Data records:
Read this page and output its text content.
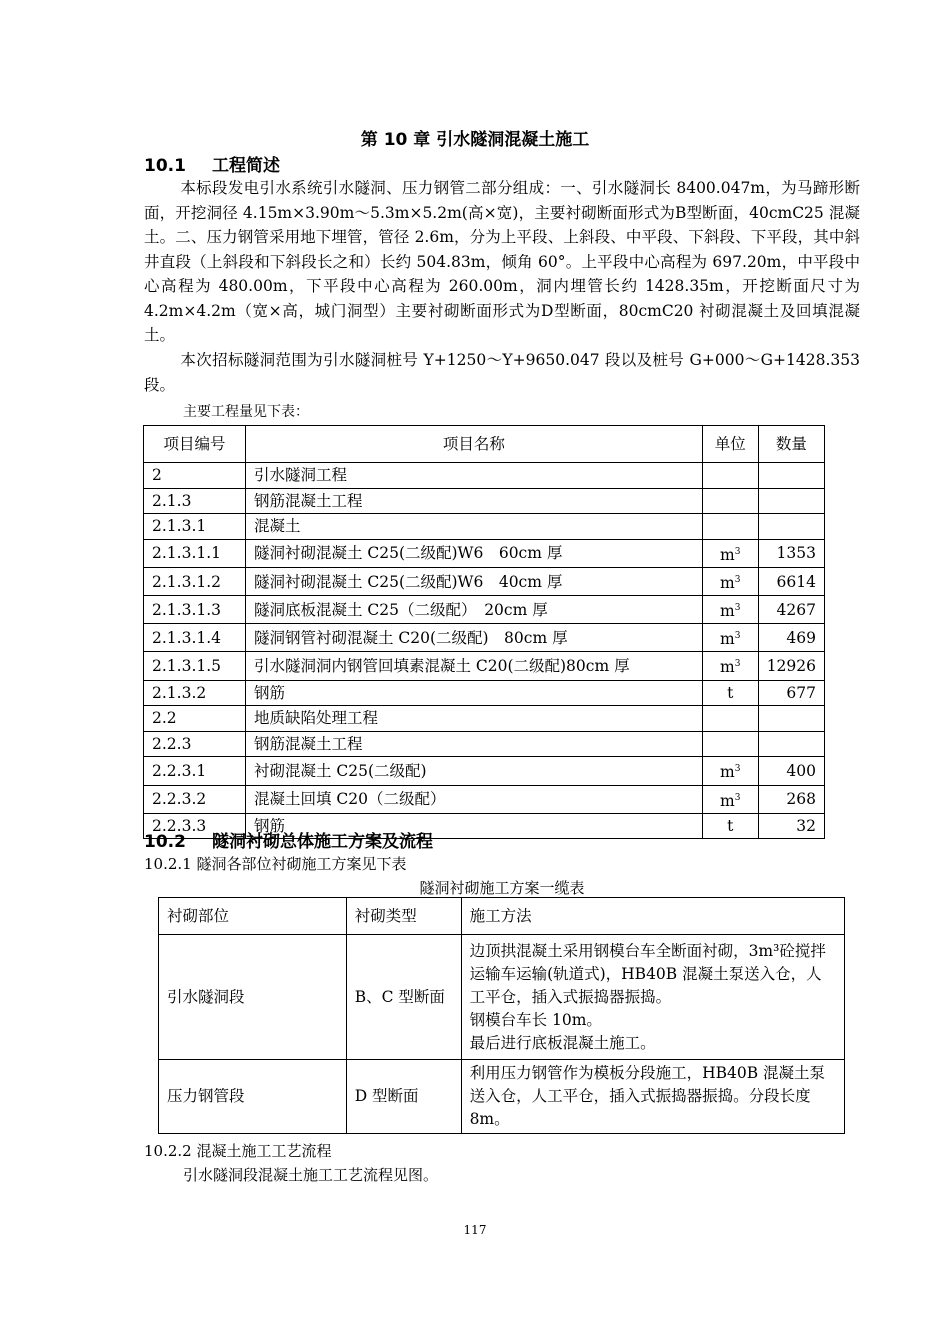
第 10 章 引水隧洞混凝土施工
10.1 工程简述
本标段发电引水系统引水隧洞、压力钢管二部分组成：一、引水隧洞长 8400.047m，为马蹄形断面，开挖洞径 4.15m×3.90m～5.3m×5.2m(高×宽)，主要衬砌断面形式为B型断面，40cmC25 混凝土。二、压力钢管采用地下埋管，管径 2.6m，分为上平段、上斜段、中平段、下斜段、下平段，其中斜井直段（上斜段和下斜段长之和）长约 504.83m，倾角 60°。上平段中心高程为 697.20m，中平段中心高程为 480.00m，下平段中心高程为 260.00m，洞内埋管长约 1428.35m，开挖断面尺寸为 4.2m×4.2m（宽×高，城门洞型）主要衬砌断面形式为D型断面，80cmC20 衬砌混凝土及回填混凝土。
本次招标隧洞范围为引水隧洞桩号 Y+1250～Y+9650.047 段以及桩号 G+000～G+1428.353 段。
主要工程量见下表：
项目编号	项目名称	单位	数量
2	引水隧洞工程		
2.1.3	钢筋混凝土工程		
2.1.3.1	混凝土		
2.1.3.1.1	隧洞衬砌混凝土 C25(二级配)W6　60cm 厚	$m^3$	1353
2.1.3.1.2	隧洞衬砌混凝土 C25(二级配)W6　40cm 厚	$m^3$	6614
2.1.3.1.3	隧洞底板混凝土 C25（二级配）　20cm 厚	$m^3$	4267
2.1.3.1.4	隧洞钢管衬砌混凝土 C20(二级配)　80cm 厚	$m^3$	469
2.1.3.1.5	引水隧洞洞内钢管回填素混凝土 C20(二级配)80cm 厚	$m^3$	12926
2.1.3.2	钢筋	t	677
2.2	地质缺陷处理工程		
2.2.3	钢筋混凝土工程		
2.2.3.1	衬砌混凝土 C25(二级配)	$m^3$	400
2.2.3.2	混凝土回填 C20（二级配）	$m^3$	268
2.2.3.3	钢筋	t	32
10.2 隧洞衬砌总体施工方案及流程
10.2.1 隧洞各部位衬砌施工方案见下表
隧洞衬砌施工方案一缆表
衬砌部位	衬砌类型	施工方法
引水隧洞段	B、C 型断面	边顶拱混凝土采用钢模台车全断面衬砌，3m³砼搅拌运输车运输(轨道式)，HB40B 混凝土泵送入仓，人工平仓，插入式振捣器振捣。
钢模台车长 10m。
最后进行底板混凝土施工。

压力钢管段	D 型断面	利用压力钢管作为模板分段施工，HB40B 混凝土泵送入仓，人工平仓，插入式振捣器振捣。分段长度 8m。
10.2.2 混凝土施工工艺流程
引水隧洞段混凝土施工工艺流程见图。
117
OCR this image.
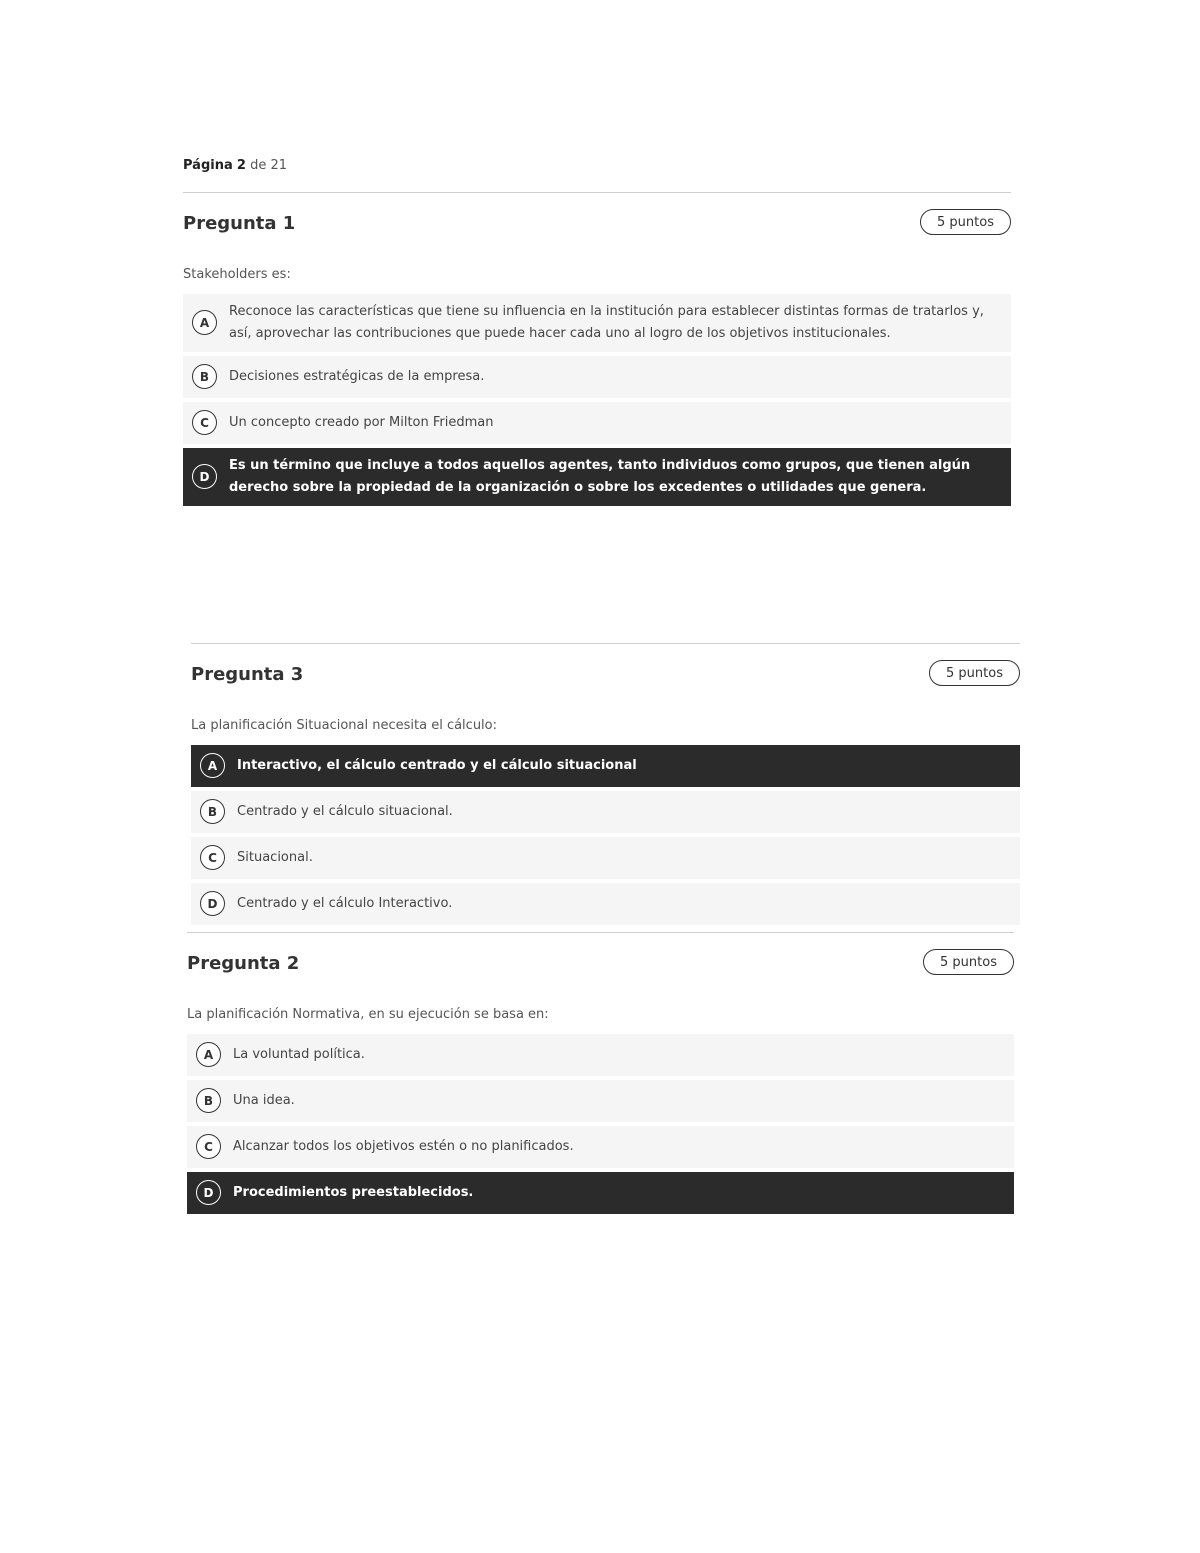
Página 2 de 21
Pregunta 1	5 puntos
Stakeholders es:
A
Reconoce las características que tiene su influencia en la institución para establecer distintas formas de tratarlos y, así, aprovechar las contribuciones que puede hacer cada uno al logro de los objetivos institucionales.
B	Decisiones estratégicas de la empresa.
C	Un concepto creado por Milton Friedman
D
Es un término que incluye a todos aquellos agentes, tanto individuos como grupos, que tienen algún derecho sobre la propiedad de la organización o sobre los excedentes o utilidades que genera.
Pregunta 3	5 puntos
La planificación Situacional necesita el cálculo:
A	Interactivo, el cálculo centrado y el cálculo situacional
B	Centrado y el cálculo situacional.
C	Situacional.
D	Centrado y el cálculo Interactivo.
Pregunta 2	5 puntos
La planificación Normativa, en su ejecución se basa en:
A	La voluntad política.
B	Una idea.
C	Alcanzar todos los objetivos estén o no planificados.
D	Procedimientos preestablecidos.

**Exercise requirements**
Every record above should be written out again exactly; the pictures stay out of the copy.

**In response**
Read this page and output its text content.
第 10 章 引水隧洞混凝土施工
10.1 工程简述
本标段发电引水系统引水隧洞、压力钢管二部分组成：一、引水隧洞长 8400.047m，为马蹄形断面，开挖洞径 4.15m×3.90m～5.3m×5.2m(高×宽)，主要衬砌断面形式为B型断面，40cmC25 混凝土。二、压力钢管采用地下埋管，管径 2.6m，分为上平段、上斜段、中平段、下斜段、下平段，其中斜井直段（上斜段和下斜段长之和）长约 504.83m，倾角 60°。上平段中心高程为 697.20m，中平段中心高程为 480.00m，下平段中心高程为 260.00m，洞内埋管长约 1428.35m，开挖断面尺寸为 4.2m×4.2m（宽×高，城门洞型）主要衬砌断面形式为D型断面，80cmC20 衬砌混凝土及回填混凝土。
本次招标隧洞范围为引水隧洞桩号 Y+1250～Y+9650.047 段以及桩号 G+000～G+1428.353 段。
主要工程量见下表：
项目编号	项目名称	单位	数量
2	引水隧洞工程		
2.1.3	钢筋混凝土工程		
2.1.3.1	混凝土		
2.1.3.1.1	隧洞衬砌混凝土 C25(二级配)W6　60cm 厚	$m^3$	1353
2.1.3.1.2	隧洞衬砌混凝土 C25(二级配)W6　40cm 厚	$m^3$	6614
2.1.3.1.3	隧洞底板混凝土 C25（二级配）　20cm 厚	$m^3$	4267
2.1.3.1.4	隧洞钢管衬砌混凝土 C20(二级配)　80cm 厚	$m^3$	469
2.1.3.1.5	引水隧洞洞内钢管回填素混凝土 C20(二级配)80cm 厚	$m^3$	12926
2.1.3.2	钢筋	t	677
2.2	地质缺陷处理工程		
2.2.3	钢筋混凝土工程		
2.2.3.1	衬砌混凝土 C25(二级配)	$m^3$	400
2.2.3.2	混凝土回填 C20（二级配）	$m^3$	268
2.2.3.3	钢筋	t	32
10.2 隧洞衬砌总体施工方案及流程
10.2.1 隧洞各部位衬砌施工方案见下表
隧洞衬砌施工方案一缆表
衬砌部位	衬砌类型	施工方法
引水隧洞段	B、C 型断面	边顶拱混凝土采用钢模台车全断面衬砌，3m³砼搅拌运输车运输(轨道式)，HB40B 混凝土泵送入仓，人工平仓，插入式振捣器振捣。
钢模台车长 10m。
最后进行底板混凝土施工。

压力钢管段	D 型断面	利用压力钢管作为模板分段施工，HB40B 混凝土泵送入仓，人工平仓，插入式振捣器振捣。分段长度 8m。
10.2.2 混凝土施工工艺流程
引水隧洞段混凝土施工工艺流程见图。
117
OCR this image.
Página 2 de 21
Pregunta 1	5 puntos
Stakeholders es:
A
Reconoce las características que tiene su influencia en la institución para establecer distintas formas de tratarlos y, así, aprovechar las contribuciones que puede hacer cada uno al logro de los objetivos institucionales.
B	Decisiones estratégicas de la empresa.
C	Un concepto creado por Milton Friedman
D
Es un término que incluye a todos aquellos agentes, tanto individuos como grupos, que tienen algún derecho sobre la propiedad de la organización o sobre los excedentes o utilidades que genera.
Pregunta 3	5 puntos
La planificación Situacional necesita el cálculo:
A	Interactivo, el cálculo centrado y el cálculo situacional
B	Centrado y el cálculo situacional.
C	Situacional.
D	Centrado y el cálculo Interactivo.
Pregunta 2	5 puntos
La planificación Normativa, en su ejecución se basa en:
A	La voluntad política.
B	Una idea.
C	Alcanzar todos los objetivos estén o no planificados.
D	Procedimientos preestablecidos.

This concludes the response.